[Stored items from a collection]
--- start ---

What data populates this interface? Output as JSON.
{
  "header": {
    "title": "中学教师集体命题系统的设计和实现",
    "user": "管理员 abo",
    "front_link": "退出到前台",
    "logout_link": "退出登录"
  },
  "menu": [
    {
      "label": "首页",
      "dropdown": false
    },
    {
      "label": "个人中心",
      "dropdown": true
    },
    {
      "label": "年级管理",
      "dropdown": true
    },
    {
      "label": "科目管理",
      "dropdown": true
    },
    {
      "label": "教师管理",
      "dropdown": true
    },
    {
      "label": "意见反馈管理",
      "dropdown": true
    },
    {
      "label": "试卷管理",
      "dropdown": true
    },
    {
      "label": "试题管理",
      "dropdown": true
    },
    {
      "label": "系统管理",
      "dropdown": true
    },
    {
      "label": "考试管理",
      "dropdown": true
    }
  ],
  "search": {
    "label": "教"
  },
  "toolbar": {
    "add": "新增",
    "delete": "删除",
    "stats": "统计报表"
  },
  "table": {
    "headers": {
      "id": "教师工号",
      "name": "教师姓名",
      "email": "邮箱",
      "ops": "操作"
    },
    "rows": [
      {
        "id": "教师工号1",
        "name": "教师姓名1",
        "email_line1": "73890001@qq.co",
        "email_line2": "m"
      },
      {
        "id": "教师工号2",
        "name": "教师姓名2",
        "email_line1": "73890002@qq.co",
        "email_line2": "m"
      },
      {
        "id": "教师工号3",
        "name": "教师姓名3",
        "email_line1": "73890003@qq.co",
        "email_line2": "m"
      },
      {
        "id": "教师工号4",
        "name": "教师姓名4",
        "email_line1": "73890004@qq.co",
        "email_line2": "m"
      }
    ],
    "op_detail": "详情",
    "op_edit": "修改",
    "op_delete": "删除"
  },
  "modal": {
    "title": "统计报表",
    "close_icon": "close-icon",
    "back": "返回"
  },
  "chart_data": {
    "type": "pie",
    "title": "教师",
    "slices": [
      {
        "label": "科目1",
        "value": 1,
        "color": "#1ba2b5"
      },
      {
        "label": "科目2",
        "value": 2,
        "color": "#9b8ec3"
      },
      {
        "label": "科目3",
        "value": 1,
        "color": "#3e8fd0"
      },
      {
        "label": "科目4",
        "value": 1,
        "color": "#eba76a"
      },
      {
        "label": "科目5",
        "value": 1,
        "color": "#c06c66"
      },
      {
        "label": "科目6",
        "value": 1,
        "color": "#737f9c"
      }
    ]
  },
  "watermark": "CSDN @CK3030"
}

--- end ---

[Written problem] Make an exact copy of all the data.

[Solution]
What data populates this interface? Output as JSON.
{
  "header": {
    "title": "中学教师集体命题系统的设计和实现",
    "user": "管理员 abo",
    "front_link": "退出到前台",
    "logout_link": "退出登录"
  },
  "menu": [
    {
      "label": "首页",
      "dropdown": false
    },
    {
      "label": "个人中心",
      "dropdown": true
    },
    {
      "label": "年级管理",
      "dropdown": true
    },
    {
      "label": "科目管理",
      "dropdown": true
    },
    {
      "label": "教师管理",
      "dropdown": true
    },
    {
      "label": "意见反馈管理",
      "dropdown": true
    },
    {
      "label": "试卷管理",
      "dropdown": true
    },
    {
      "label": "试题管理",
      "dropdown": true
    },
    {
      "label": "系统管理",
      "dropdown": true
    },
    {
      "label": "考试管理",
      "dropdown": true
    }
  ],
  "search": {
    "label": "教"
  },
  "toolbar": {
    "add": "新增",
    "delete": "删除",
    "stats": "统计报表"
  },
  "table": {
    "headers": {
      "id": "教师工号",
      "name": "教师姓名",
      "email": "邮箱",
      "ops": "操作"
    },
    "rows": [
      {
        "id": "教师工号1",
        "name": "教师姓名1",
        "email_line1": "73890001@qq.co",
        "email_line2": "m"
      },
      {
        "id": "教师工号2",
        "name": "教师姓名2",
        "email_line1": "73890002@qq.co",
        "email_line2": "m"
      },
      {
        "id": "教师工号3",
        "name": "教师姓名3",
        "email_line1": "73890003@qq.co",
        "email_line2": "m"
      },
      {
        "id": "教师工号4",
        "name": "教师姓名4",
        "email_line1": "73890004@qq.co",
        "email_line2": "m"
      }
    ],
    "op_detail": "详情",
    "op_edit": "修改",
    "op_delete": "删除"
  },
  "modal": {
    "title": "统计报表",
    "close_icon": "close-icon",
    "back": "返回"
  },
  "chart_data": {
    "type": "pie",
    "title": "教师",
    "slices": [
      {
        "label": "科目1",
        "value": 1,
        "color": "#1ba2b5"
      },
      {
        "label": "科目2",
        "value": 2,
        "color": "#9b8ec3"
      },
      {
        "label": "科目3",
        "value": 1,
        "color": "#3e8fd0"
      },
      {
        "label": "科目4",
        "value": 1,
        "color": "#eba76a"
      },
      {
        "label": "科目5",
        "value": 1,
        "color": "#c06c66"
      },
      {
        "label": "科目6",
        "value": 1,
        "color": "#737f9c"
      }
    ]
  },
  "watermark": "CSDN @CK3030"
}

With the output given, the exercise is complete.